(INSTRUCTIONS FOR THE TASK): Print the listing verbatim from its first line through the line holding "cell-section [553,705,615,748]", inclusive.
* begin ITEMS *
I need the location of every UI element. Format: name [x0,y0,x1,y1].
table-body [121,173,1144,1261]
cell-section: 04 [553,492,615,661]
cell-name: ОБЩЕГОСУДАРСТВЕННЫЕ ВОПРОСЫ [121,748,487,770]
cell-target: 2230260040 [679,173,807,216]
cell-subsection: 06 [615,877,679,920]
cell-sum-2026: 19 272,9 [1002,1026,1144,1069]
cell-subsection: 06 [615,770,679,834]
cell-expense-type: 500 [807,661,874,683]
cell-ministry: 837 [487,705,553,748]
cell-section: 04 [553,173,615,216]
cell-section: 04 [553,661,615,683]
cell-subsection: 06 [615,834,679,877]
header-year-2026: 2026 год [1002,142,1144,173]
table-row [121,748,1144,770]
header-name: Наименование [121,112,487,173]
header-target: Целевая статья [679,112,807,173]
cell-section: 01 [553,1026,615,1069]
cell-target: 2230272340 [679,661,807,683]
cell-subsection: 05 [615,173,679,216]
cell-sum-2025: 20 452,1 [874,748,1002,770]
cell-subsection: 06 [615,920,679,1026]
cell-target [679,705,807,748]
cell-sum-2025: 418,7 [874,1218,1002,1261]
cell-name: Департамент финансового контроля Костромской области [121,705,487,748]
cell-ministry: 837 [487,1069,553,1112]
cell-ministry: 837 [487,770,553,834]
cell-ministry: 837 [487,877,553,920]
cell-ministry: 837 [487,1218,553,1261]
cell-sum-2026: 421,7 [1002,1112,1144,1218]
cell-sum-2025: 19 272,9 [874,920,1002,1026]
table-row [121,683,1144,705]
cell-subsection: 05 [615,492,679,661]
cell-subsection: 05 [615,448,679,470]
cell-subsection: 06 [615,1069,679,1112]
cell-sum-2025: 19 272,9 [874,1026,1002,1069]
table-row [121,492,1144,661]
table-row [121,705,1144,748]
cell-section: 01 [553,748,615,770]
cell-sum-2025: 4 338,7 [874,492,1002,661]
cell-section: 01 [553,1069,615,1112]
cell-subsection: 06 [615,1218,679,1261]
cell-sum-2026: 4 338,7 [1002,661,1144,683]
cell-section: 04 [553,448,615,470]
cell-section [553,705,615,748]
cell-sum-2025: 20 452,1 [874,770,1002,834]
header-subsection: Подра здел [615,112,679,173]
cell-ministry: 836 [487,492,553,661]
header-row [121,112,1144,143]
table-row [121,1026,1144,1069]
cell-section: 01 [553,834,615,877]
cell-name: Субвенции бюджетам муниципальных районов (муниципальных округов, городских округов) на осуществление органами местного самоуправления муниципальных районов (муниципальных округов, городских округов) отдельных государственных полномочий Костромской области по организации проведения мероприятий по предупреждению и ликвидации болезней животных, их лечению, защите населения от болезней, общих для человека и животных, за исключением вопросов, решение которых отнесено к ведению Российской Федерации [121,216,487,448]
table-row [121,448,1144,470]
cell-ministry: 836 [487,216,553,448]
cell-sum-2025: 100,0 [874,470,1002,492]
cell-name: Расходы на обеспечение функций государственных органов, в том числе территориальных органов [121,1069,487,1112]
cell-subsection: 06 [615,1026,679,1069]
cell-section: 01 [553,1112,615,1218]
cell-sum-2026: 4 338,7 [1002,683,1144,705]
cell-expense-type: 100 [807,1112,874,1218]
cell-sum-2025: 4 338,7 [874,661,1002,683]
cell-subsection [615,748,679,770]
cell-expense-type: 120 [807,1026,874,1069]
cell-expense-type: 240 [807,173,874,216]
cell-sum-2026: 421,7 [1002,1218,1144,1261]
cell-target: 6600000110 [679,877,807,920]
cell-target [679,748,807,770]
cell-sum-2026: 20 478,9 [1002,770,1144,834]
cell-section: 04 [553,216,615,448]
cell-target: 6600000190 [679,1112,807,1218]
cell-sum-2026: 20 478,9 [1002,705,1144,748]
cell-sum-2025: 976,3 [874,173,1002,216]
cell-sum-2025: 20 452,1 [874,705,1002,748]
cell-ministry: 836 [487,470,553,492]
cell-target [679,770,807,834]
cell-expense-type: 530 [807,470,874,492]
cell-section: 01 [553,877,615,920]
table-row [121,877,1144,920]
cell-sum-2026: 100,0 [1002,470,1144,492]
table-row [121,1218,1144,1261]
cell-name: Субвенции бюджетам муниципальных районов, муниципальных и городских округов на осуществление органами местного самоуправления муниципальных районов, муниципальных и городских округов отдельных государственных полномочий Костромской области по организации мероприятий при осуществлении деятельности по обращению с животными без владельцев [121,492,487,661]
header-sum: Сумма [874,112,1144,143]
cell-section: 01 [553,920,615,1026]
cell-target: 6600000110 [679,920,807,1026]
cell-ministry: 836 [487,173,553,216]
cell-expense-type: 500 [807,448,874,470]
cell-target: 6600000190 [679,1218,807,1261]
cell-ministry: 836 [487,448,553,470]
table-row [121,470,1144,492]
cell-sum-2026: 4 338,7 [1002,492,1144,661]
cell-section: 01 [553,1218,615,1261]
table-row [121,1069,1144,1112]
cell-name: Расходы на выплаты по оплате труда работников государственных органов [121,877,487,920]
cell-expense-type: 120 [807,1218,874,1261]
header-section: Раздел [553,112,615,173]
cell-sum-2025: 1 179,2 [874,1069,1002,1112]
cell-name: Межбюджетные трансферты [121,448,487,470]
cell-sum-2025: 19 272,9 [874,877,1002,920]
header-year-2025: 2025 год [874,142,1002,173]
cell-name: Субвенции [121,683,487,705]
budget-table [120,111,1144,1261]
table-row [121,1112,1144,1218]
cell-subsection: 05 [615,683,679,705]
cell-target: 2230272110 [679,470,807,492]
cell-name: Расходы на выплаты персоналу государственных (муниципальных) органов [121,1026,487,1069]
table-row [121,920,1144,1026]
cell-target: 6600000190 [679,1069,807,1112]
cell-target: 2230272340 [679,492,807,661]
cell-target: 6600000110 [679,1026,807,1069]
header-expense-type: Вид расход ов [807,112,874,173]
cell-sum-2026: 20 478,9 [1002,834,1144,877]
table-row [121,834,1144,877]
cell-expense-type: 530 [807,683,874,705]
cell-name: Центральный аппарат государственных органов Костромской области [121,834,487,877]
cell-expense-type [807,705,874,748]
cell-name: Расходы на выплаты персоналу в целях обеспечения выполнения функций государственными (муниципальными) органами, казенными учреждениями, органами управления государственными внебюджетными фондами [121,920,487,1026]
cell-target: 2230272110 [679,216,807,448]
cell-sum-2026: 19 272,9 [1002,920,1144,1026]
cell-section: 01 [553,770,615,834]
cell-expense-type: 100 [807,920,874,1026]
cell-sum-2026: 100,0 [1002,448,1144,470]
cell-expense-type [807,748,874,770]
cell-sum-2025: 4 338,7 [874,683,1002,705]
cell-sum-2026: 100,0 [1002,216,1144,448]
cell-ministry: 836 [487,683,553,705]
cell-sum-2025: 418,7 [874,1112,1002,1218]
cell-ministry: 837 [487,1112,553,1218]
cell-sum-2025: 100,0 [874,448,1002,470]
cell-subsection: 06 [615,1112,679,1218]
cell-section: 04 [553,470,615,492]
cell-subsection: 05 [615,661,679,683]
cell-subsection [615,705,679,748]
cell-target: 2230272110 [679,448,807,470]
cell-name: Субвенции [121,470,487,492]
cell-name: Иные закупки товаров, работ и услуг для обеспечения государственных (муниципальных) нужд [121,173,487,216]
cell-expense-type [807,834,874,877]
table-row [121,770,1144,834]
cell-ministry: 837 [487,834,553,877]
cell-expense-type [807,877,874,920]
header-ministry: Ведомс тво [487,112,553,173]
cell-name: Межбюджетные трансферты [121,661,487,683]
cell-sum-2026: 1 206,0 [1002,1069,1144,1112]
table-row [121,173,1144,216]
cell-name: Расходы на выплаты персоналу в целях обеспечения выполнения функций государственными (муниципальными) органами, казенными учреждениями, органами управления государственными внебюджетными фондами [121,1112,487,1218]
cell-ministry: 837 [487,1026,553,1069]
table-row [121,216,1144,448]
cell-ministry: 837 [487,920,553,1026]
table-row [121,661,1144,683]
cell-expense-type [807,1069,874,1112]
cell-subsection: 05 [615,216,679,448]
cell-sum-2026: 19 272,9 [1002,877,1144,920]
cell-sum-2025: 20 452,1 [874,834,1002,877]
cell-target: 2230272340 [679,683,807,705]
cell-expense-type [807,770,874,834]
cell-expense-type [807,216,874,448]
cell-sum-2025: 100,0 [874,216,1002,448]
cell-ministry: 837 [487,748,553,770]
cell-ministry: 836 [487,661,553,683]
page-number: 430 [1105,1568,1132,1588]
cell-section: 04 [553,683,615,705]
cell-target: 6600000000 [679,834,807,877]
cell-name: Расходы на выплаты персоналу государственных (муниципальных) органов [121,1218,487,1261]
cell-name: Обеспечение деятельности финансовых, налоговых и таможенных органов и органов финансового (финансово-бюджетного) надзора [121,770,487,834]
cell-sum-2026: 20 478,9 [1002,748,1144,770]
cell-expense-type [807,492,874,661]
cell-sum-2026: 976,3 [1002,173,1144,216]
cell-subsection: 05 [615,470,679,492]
* end ITEMS *
(RESPONSE):
I need the location of every UI element. Format: name [x0,y0,x1,y1].
table-body [121,173,1144,1261]
cell-section: 04 [553,492,615,661]
cell-name: ОБЩЕГОСУДАРСТВЕННЫЕ ВОПРОСЫ [121,748,487,770]
cell-target: 2230260040 [679,173,807,216]
cell-subsection: 06 [615,877,679,920]
cell-sum-2026: 19 272,9 [1002,1026,1144,1069]
cell-subsection: 06 [615,770,679,834]
cell-expense-type: 500 [807,661,874,683]
cell-ministry: 837 [487,705,553,748]
cell-section: 04 [553,173,615,216]
cell-section: 04 [553,661,615,683]
cell-subsection: 06 [615,834,679,877]
header-year-2026: 2026 год [1002,142,1144,173]
table-row [121,748,1144,770]
header-name: Наименование [121,112,487,173]
header-target: Целевая статья [679,112,807,173]
cell-section: 01 [553,1026,615,1069]
cell-target: 2230272340 [679,661,807,683]
cell-subsection: 05 [615,173,679,216]
cell-sum-2025: 20 452,1 [874,748,1002,770]
cell-subsection: 06 [615,920,679,1026]
cell-target [679,705,807,748]
cell-sum-2025: 418,7 [874,1218,1002,1261]
cell-name: Департамент финансового контроля Костромской области [121,705,487,748]
cell-ministry: 837 [487,1069,553,1112]
cell-ministry: 837 [487,770,553,834]
cell-ministry: 837 [487,877,553,920]
cell-ministry: 837 [487,1218,553,1261]
cell-sum-2026: 421,7 [1002,1112,1144,1218]
cell-sum-2025: 19 272,9 [874,920,1002,1026]
table-row [121,683,1144,705]
cell-subsection: 05 [615,492,679,661]
cell-subsection: 05 [615,448,679,470]
cell-subsection: 06 [615,1069,679,1112]
cell-sum-2025: 19 272,9 [874,1026,1002,1069]
table-row [121,492,1144,661]
table-row [121,705,1144,748]
cell-section: 01 [553,748,615,770]
cell-sum-2025: 4 338,7 [874,492,1002,661]
cell-section: 01 [553,1069,615,1112]
cell-subsection: 06 [615,1218,679,1261]
cell-sum-2026: 4 338,7 [1002,661,1144,683]
cell-section: 04 [553,448,615,470]
cell-section [553,705,615,748]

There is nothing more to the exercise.